Stated problem
Only lines with the string "것이었다" matter here; gather them from the material below.
** BEGIN **
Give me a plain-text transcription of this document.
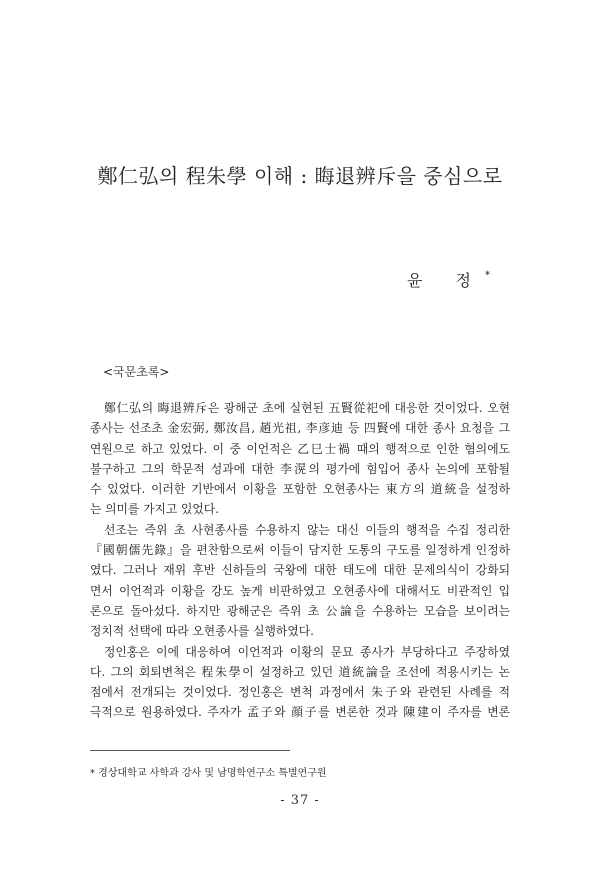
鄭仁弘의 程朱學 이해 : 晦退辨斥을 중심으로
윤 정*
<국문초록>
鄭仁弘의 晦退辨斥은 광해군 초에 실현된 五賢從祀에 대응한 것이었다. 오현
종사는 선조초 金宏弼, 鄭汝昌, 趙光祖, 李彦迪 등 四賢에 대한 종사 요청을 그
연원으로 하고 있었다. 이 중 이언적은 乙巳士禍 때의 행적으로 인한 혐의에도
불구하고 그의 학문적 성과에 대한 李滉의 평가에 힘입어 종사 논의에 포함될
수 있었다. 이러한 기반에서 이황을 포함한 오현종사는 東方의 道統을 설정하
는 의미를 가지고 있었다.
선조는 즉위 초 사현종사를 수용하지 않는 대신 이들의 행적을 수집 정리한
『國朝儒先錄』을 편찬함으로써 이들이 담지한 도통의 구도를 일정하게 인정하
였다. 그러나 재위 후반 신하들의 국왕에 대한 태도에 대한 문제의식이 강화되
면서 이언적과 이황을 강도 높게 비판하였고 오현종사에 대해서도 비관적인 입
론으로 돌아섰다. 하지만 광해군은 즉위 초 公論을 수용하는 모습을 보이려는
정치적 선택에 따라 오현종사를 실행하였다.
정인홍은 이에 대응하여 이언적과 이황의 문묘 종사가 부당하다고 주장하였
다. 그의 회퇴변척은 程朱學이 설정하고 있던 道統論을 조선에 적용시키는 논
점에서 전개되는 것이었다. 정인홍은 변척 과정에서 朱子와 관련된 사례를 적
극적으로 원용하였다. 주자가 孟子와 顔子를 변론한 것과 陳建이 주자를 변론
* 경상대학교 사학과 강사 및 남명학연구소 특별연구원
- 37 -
** END **
Full output
鄭仁弘의 晦退辨斥은 광해군 초에 실현된 五賢從祀에 대응한 것이었다. 오현
점에서 전개되는 것이었다. 정인홍은 변척 과정에서 朱子와 관련된 사례를 적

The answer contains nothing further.